--- BEGIN DATA SHOWN ---

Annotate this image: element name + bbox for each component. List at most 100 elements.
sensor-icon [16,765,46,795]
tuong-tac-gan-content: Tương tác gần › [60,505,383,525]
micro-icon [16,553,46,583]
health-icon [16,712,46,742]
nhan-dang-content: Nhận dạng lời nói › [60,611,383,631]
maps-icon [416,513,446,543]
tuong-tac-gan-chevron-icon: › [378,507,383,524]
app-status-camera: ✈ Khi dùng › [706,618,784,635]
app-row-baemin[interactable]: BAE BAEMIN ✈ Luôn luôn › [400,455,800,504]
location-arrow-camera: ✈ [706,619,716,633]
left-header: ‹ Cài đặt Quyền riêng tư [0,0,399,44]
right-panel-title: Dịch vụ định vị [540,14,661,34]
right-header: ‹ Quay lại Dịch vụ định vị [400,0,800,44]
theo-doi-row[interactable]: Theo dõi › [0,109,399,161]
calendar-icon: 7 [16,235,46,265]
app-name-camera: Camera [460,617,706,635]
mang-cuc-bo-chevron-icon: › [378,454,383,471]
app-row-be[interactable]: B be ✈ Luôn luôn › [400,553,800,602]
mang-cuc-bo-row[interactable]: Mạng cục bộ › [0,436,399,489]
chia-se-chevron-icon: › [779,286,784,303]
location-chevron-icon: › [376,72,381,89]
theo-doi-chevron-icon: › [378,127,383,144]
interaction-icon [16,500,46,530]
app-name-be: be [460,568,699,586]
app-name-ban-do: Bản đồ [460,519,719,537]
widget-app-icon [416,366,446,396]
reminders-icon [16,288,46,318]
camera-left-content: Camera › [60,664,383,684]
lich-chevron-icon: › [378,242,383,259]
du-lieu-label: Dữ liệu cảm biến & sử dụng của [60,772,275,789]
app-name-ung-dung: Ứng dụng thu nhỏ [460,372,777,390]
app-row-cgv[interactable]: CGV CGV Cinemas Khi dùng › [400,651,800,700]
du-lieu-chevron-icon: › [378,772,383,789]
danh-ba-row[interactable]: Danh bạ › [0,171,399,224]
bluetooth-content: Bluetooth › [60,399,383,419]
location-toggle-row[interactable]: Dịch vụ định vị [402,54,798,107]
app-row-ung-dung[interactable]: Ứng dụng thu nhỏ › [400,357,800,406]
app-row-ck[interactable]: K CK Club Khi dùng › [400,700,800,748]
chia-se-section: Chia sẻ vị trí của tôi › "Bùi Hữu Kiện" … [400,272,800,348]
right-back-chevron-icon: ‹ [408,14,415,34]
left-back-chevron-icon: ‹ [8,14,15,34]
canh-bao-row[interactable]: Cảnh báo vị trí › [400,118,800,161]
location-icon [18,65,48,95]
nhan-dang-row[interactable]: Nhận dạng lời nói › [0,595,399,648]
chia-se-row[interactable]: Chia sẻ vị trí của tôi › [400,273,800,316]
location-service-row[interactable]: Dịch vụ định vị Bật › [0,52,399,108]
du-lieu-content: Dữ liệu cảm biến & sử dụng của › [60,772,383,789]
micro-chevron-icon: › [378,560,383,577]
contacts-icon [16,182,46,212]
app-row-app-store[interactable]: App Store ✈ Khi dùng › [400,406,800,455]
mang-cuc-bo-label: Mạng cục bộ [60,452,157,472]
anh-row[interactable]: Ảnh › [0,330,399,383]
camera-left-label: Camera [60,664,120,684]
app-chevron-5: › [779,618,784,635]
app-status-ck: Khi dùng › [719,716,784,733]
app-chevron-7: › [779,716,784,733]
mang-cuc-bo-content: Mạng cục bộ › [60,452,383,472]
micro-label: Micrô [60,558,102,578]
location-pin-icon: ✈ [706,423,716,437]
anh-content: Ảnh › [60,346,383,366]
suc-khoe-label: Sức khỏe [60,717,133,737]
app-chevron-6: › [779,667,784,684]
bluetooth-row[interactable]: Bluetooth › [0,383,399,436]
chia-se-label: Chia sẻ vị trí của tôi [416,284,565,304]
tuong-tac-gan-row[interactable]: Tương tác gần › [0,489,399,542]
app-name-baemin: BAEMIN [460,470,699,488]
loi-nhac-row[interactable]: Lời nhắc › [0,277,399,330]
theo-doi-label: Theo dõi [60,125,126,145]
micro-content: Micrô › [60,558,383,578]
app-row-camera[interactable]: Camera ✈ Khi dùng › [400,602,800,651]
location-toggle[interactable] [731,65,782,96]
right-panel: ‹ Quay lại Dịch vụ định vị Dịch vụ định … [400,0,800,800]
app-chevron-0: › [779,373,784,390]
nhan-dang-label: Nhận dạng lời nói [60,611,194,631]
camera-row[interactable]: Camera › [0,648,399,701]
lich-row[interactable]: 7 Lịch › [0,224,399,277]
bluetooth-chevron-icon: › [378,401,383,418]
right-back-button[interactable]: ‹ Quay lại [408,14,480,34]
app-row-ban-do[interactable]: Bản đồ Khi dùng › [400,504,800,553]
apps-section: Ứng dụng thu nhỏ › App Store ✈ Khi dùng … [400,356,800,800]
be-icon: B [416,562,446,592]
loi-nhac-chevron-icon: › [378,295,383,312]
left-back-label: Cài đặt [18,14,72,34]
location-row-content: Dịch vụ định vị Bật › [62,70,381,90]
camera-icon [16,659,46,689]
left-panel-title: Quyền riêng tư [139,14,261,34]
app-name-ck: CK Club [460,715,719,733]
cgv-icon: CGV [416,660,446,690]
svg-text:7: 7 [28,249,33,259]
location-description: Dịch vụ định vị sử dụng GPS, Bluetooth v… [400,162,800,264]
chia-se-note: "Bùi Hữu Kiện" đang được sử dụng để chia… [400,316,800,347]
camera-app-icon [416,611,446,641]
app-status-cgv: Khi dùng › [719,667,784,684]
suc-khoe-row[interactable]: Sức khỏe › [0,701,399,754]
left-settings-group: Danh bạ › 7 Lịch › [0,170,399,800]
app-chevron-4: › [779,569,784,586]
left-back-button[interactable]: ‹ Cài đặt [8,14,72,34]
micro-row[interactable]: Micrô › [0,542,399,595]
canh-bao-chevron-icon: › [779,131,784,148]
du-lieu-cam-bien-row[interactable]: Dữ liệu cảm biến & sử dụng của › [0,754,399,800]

--- END DATA SHOWN ---

§ TASK TO COMPLETE:
Convert every line of the material above into a JSON array of strings, one string per line, leaving out any blank lines.

§ EXERCISE SOLUTION:
[
  "Annotate this image: element name + bbox for each component. List at most 100 elements.",
  "sensor-icon [16,765,46,795]",
  "tuong-tac-gan-content: Tương tác gần › [60,505,383,525]",
  "micro-icon [16,553,46,583]",
  "health-icon [16,712,46,742]",
  "nhan-dang-content: Nhận dạng lời nói › [60,611,383,631]",
  "maps-icon [416,513,446,543]",
  "tuong-tac-gan-chevron-icon: › [378,507,383,524]",
  "app-status-camera: ✈ Khi dùng › [706,618,784,635]",
  "app-row-baemin[interactable]: BAE BAEMIN ✈ Luôn luôn › [400,455,800,504]",
  "location-arrow-camera: ✈ [706,619,716,633]",
  "left-header: ‹ Cài đặt Quyền riêng tư [0,0,399,44]",
  "right-panel-title: Dịch vụ định vị [540,14,661,34]",
  "right-header: ‹ Quay lại Dịch vụ định vị [400,0,800,44]",
  "theo-doi-row[interactable]: Theo dõi › [0,109,399,161]",
  "calendar-icon: 7 [16,235,46,265]",
  "app-name-camera: Camera [460,617,706,635]",
  "mang-cuc-bo-chevron-icon: › [378,454,383,471]",
  "app-row-be[interactable]: B be ✈ Luôn luôn › [400,553,800,602]",
  "mang-cuc-bo-row[interactable]: Mạng cục bộ › [0,436,399,489]",
  "chia-se-chevron-icon: › [779,286,784,303]",
  "location-chevron-icon: › [376,72,381,89]",
  "theo-doi-chevron-icon: › [378,127,383,144]",
  "interaction-icon [16,500,46,530]",
  "app-name-be: be [460,568,699,586]",
  "app-name-ban-do: Bản đồ [460,519,719,537]",
  "widget-app-icon [416,366,446,396]",
  "reminders-icon [16,288,46,318]",
  "camera-left-content: Camera › [60,664,383,684]",
  "lich-chevron-icon: › [378,242,383,259]",
  "du-lieu-label: Dữ liệu cảm biến & sử dụng của [60,772,275,789]",
  "app-name-ung-dung: Ứng dụng thu nhỏ [460,372,777,390]",
  "app-row-cgv[interactable]: CGV CGV Cinemas Khi dùng › [400,651,800,700]",
  "du-lieu-chevron-icon: › [378,772,383,789]",
  "danh-ba-row[interactable]: Danh bạ › [0,171,399,224]",
  "bluetooth-content: Bluetooth › [60,399,383,419]",
  "location-toggle-row[interactable]: Dịch vụ định vị [402,54,798,107]",
  "app-row-ung-dung[interactable]: Ứng dụng thu nhỏ › [400,357,800,406]",
  "app-row-ck[interactable]: K CK Club Khi dùng › [400,700,800,748]",
  "chia-se-section: Chia sẻ vị trí của tôi › \"Bùi Hữu Kiện\" … [400,272,800,348]",
  "right-back-chevron-icon: ‹ [408,14,415,34]",
  "left-back-chevron-icon: ‹ [8,14,15,34]",
  "canh-bao-row[interactable]: Cảnh báo vị trí › [400,118,800,161]",
  "location-icon [18,65,48,95]",
  "nhan-dang-row[interactable]: Nhận dạng lời nói › [0,595,399,648]",
  "chia-se-row[interactable]: Chia sẻ vị trí của tôi › [400,273,800,316]",
  "location-service-row[interactable]: Dịch vụ định vị Bật › [0,52,399,108]",
  "du-lieu-content: Dữ liệu cảm biến & sử dụng của › [60,772,383,789]",
  "micro-chevron-icon: › [378,560,383,577]",
  "contacts-icon [16,182,46,212]",
  "app-row-app-store[interactable]: App Store ✈ Khi dùng › [400,406,800,455]",
  "mang-cuc-bo-label: Mạng cục bộ [60,452,157,472]",
  "anh-row[interactable]: Ảnh › [0,330,399,383]",
  "camera-left-label: Camera [60,664,120,684]",
  "app-chevron-5: › [779,618,784,635]",
  "app-status-ck: Khi dùng › [719,716,784,733]",
  "app-chevron-7: › [779,716,784,733]",
  "mang-cuc-bo-content: Mạng cục bộ › [60,452,383,472]",
  "micro-label: Micrô [60,558,102,578]",
  "location-pin-icon: ✈ [706,423,716,437]",
  "anh-content: Ảnh › [60,346,383,366]",
  "suc-khoe-label: Sức khỏe [60,717,133,737]",
  "app-chevron-6: › [779,667,784,684]",
  "bluetooth-row[interactable]: Bluetooth › [0,383,399,436]",
  "chia-se-label: Chia sẻ vị trí của tôi [416,284,565,304]",
  "tuong-tac-gan-row[interactable]: Tương tác gần › [0,489,399,542]",
  "app-name-baemin: BAEMIN [460,470,699,488]",
  "loi-nhac-row[interactable]: Lời nhắc › [0,277,399,330]",
  "theo-doi-label: Theo dõi [60,125,126,145]",
  "micro-content: Micrô › [60,558,383,578]",
  "app-row-camera[interactable]: Camera ✈ Khi dùng › [400,602,800,651]",
  "location-toggle[interactable] [731,65,782,96]",
  "right-panel: ‹ Quay lại Dịch vụ định vị Dịch vụ định … [400,0,800,800]",
  "app-chevron-0: › [779,373,784,390]",
  "nhan-dang-label: Nhận dạng lời nói [60,611,194,631]",
  "camera-row[interactable]: Camera › [0,648,399,701]",
  "lich-row[interactable]: 7 Lịch › [0,224,399,277]",
  "bluetooth-chevron-icon: › [378,401,383,418]",
  "right-back-button[interactable]: ‹ Quay lại [408,14,480,34]",
  "app-row-ban-do[interactable]: Bản đồ Khi dùng › [400,504,800,553]",
  "apps-section: Ứng dụng thu nhỏ › App Store ✈ Khi dùng … [400,356,800,800]",
  "be-icon: B [416,562,446,592]",
  "loi-nhac-chevron-icon: › [378,295,383,312]",
  "left-back-label: Cài đặt [18,14,72,34]",
  "location-row-content: Dịch vụ định vị Bật › [62,70,381,90]",
  "camera-icon [16,659,46,689]",
  "left-panel-title: Quyền riêng tư [139,14,261,34]",
  "app-name-ck: CK Club [460,715,719,733]",
  "cgv-icon: CGV [416,660,446,690]",
  "svg-text:7: 7 [28,249,33,259]",
  "location-description: Dịch vụ định vị sử dụng GPS, Bluetooth v… [400,162,800,264]",
  "chia-se-note: \"Bùi Hữu Kiện\" đang được sử dụng để chia… [400,316,800,347]",
  "camera-app-icon [416,611,446,641]",
  "app-status-cgv: Khi dùng › [719,667,784,684]",
  "suc-khoe-row[interactable]: Sức khỏe › [0,701,399,754]",
  "left-settings-group: Danh bạ › 7 Lịch › [0,170,399,800]",
  "app-chevron-4: › [779,569,784,586]",
  "left-back-button[interactable]: ‹ Cài đặt [8,14,72,34]",
  "micro-row[interactable]: Micrô › [0,542,399,595]",
  "canh-bao-chevron-icon: › [779,131,784,148]",
  "du-lieu-cam-bien-row[interactable]: Dữ liệu cảm biến & sử dụng của › [0,754,399,800]"
]